* **TASK TO COMPLETE**
Lines of the data that contain the word "nonsense" are the ones to copy.

* **MATERIALS PROVIDED**
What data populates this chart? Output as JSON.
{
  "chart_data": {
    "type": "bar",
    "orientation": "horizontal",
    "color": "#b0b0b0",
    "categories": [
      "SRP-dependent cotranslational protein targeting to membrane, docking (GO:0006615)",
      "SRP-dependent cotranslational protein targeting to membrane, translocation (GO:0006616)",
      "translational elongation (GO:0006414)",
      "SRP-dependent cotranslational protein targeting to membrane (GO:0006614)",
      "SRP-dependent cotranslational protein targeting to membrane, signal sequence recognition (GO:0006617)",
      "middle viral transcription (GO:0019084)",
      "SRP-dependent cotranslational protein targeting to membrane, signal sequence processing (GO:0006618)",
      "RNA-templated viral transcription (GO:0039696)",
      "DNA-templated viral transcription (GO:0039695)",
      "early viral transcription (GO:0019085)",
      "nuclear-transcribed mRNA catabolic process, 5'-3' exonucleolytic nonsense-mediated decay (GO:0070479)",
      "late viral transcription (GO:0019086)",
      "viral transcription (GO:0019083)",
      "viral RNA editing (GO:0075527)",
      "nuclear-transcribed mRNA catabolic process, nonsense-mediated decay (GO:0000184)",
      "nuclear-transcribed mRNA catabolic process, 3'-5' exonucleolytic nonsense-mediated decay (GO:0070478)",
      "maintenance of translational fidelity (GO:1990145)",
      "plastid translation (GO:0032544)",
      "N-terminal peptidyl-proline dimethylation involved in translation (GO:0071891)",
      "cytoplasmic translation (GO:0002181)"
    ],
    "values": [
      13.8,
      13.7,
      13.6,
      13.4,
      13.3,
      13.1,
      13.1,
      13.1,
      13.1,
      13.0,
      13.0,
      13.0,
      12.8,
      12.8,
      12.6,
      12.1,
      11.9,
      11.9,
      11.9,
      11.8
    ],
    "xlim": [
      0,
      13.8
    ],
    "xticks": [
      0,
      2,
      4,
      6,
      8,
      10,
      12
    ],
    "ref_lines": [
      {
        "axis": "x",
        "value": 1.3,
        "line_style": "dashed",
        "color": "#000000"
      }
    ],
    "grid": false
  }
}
---
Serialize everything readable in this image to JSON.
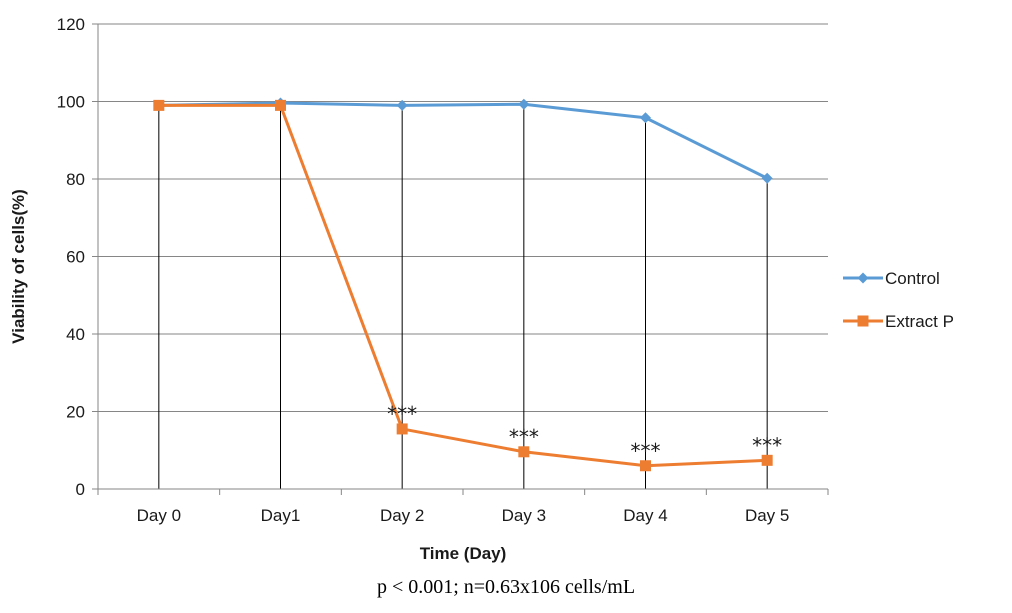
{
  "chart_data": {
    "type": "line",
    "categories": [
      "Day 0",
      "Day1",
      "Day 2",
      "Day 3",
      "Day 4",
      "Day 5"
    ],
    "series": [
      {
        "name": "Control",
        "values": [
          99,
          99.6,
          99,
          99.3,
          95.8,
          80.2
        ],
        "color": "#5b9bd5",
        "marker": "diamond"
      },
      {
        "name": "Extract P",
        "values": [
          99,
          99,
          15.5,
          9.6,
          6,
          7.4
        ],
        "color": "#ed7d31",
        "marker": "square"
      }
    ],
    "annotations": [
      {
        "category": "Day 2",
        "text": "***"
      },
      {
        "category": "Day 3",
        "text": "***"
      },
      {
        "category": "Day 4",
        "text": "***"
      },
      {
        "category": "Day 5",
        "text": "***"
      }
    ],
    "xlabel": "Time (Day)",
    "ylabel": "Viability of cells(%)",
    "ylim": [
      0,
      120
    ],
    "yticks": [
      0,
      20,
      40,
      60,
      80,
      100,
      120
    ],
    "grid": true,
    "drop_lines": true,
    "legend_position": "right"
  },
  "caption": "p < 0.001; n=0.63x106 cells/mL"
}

* **EXERCISE OUTPUT**
      "nuclear-transcribed mRNA catabolic process, 5'-3' exonucleolytic nonsense-mediated decay (GO:0070479)",
      "nuclear-transcribed mRNA catabolic process, nonsense-mediated decay (GO:0000184)",
      "nuclear-transcribed mRNA catabolic process, 3'-5' exonucleolytic nonsense-mediated decay (GO:0070478)",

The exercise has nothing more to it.